**ABOUT THIS TASK**: Please return the post below about Mary Cassatt's "Gathering Fruit" in full, character for character.

**GIVEN TEXT**:
Tuesday, August 26, 2008

Ladies


Mary Cassatt
Gathering Fruit
c.1893
Rosenwald Collection
National Gallery of Art

I googled "art" and the second hit was a wikipedia article (and it is always fascinating to me to read definitions of "art"). I was curious as to what the first image might be associated with the term and it was a Mary Cassatt painting. Not this one, but it made me think of Cassatt's prints which I've always been a fan of. Initially I wasn't a fan of much women's art from the late nineteenth century as it was too feminine. As I've gotten older I learned how groundbreaking and crucial not only this subject matter was but that women were freely doing it. I have never done well at discussing the incredible hardships that women have overcome through time (I was discouraged from going into art history because it was female dominated, which is not actually true) but I was once again reminded while watching Michelle Obama speak at the Democratic convention last night. Regardless of your political views, I hope that if you saw her speak, you'd be just as excited and proud as her mother was sitting in the audience, of not only a headstrong, bright, unique, American woman, but also of all th0se who came before and after her. 2008 marks 80 years since women got the right to vote on equal ground with men. I look forward to hearing Hillary Clinton speak tonight.

**MATERIAL PROVIDED**:
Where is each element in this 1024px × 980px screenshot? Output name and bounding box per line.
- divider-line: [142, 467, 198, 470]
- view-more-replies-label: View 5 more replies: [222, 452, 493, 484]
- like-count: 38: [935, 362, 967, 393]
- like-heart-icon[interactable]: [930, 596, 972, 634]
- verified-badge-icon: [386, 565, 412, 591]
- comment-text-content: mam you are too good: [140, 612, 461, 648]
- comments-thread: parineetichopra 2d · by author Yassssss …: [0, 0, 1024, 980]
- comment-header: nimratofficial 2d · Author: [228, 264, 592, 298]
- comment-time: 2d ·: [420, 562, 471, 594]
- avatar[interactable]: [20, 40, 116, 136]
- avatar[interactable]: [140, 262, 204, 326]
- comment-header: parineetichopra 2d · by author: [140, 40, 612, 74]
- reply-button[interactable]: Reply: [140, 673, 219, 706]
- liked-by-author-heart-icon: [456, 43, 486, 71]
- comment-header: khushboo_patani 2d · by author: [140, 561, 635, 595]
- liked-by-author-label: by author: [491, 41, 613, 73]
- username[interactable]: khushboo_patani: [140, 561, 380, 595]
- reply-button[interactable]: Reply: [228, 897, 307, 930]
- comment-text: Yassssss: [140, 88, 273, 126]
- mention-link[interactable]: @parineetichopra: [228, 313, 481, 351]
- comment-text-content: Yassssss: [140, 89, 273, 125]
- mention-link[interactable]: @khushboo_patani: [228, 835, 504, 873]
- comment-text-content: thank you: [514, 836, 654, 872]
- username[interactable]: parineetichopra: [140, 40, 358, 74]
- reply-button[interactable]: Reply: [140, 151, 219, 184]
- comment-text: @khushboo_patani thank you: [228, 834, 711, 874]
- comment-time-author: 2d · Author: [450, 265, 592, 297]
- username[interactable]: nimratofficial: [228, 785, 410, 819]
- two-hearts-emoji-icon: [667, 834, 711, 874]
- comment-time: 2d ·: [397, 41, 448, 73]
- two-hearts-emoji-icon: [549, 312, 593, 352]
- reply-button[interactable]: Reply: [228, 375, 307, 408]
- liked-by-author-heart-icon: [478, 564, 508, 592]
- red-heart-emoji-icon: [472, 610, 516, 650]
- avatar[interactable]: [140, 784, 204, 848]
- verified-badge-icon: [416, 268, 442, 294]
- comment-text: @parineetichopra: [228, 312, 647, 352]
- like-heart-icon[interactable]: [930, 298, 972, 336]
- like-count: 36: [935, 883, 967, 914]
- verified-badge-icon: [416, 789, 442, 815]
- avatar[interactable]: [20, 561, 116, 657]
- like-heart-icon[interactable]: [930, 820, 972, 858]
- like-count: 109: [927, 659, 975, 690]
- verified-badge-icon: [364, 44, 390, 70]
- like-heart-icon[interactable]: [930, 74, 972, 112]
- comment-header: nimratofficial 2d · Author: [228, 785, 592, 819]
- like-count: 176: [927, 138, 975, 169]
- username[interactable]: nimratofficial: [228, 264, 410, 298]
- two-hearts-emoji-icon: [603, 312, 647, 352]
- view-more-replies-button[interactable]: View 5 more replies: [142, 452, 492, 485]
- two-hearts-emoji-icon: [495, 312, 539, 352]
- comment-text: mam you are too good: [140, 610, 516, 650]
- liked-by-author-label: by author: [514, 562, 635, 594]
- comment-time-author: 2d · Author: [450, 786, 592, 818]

**RESULT BELOW**:
Tuesday, August 26, 2008

Ladies


Mary Cassatt
Gathering Fruit
c.1893
Rosenwald Collection
National Gallery of Art

I googled "art" and the second hit was a wikipedia article (and it is always fascinating to me to read definitions of "art"). I was curious as to what the first image might be associated with the term and it was a Mary Cassatt painting. Not this one, but it made me think of Cassatt's prints which I've always been a fan of. Initially I wasn't a fan of much women's art from the late nineteenth century as it was too feminine. As I've gotten older I learned how groundbreaking and crucial not only this subject matter was but that women were freely doing it. I have never done well at discussing the incredible hardships that women have overcome through time (I was discouraged from going into art history because it was female dominated, which is not actually true) but I was once again reminded while watching Michelle Obama speak at the Democratic convention last night. Regardless of your political views, I hope that if you saw her speak, you'd be just as excited and proud as her mother was sitting in the audience, of not only a headstrong, bright, unique, American woman, but also of all th0se who came before and after her. 2008 marks 80 years since women got the right to vote on equal ground with men. I look forward to hearing Hillary Clinton speak tonight.